WHAT TO PRODUCE ->
Find each line with the string "安徽中建世纪兴房地产土地评估有限公司" and copy it.

WORKING DATA ->
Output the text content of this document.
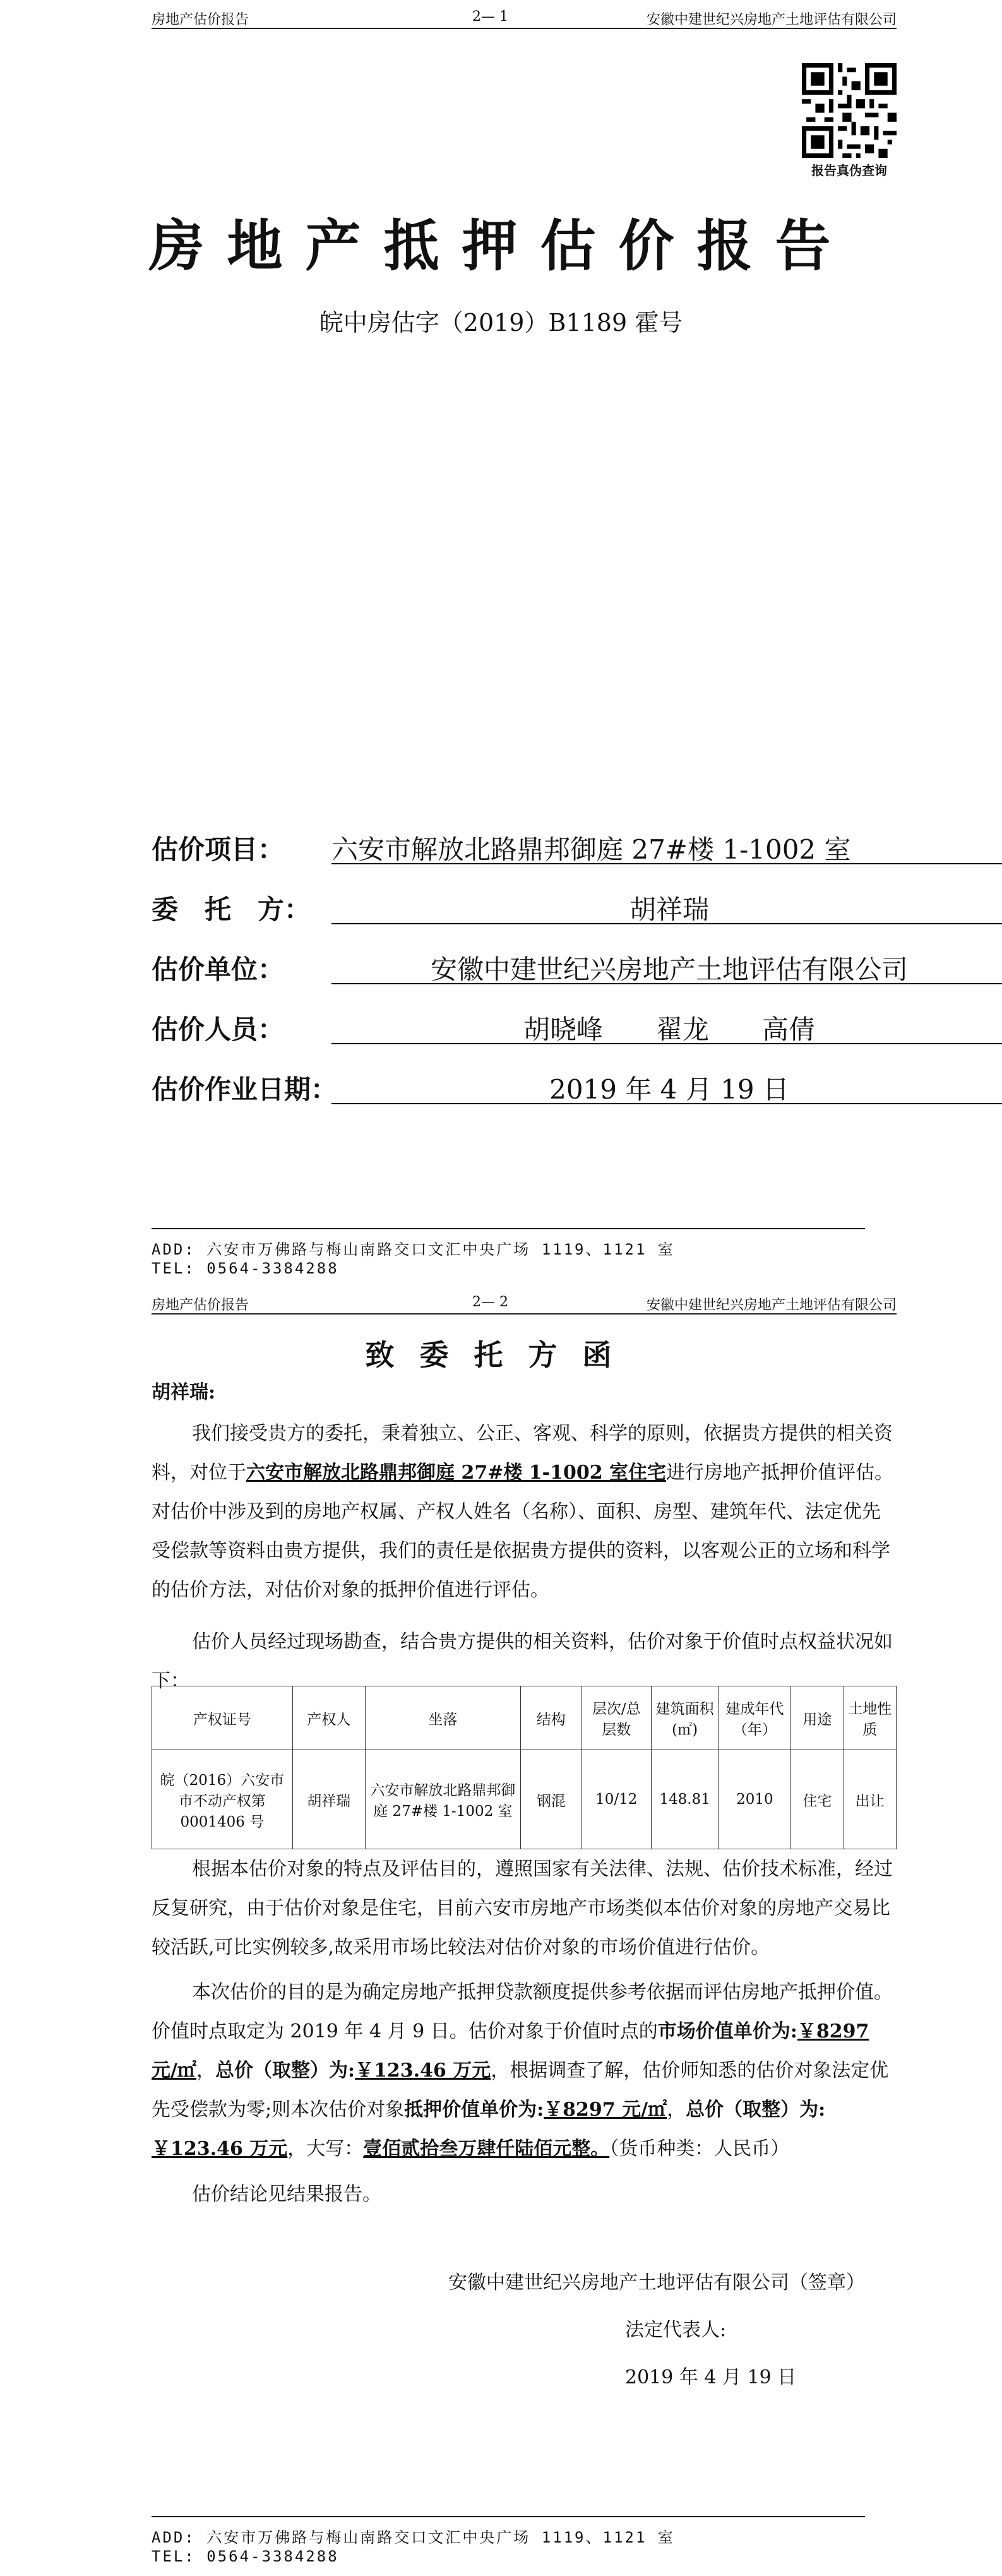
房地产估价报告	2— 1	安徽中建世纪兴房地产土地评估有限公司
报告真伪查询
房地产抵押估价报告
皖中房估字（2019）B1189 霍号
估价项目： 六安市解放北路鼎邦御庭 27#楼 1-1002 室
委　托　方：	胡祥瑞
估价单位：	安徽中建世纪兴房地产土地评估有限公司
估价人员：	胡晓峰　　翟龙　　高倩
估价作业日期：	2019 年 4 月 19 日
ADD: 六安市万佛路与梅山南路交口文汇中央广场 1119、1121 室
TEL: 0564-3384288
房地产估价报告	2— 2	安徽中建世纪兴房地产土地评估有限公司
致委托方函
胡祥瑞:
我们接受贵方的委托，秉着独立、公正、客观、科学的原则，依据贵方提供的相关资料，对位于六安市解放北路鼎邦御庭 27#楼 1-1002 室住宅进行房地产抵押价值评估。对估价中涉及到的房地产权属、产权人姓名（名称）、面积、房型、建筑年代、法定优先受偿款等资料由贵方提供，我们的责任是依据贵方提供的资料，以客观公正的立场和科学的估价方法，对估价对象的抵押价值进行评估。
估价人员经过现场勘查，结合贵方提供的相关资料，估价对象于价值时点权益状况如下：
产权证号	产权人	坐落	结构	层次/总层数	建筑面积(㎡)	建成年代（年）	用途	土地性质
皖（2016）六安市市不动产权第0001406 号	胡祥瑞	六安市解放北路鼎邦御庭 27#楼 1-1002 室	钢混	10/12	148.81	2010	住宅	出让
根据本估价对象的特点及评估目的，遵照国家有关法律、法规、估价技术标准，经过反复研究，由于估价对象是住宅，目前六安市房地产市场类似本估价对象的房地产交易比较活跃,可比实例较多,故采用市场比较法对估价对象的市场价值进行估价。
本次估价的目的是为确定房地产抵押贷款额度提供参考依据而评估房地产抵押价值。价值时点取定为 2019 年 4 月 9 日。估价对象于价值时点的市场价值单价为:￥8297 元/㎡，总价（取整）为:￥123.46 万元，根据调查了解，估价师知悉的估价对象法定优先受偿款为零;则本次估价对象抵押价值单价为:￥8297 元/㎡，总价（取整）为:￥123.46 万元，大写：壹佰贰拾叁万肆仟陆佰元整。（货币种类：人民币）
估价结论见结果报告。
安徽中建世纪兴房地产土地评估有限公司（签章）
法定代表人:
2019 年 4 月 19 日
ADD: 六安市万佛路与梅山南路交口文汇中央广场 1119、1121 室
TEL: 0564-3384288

EXPECTED OUTPUT ->
房地产估价报告	2— 1	安徽中建世纪兴房地产土地评估有限公司
估价单位：	安徽中建世纪兴房地产土地评估有限公司
房地产估价报告	2— 2	安徽中建世纪兴房地产土地评估有限公司
安徽中建世纪兴房地产土地评估有限公司（签章）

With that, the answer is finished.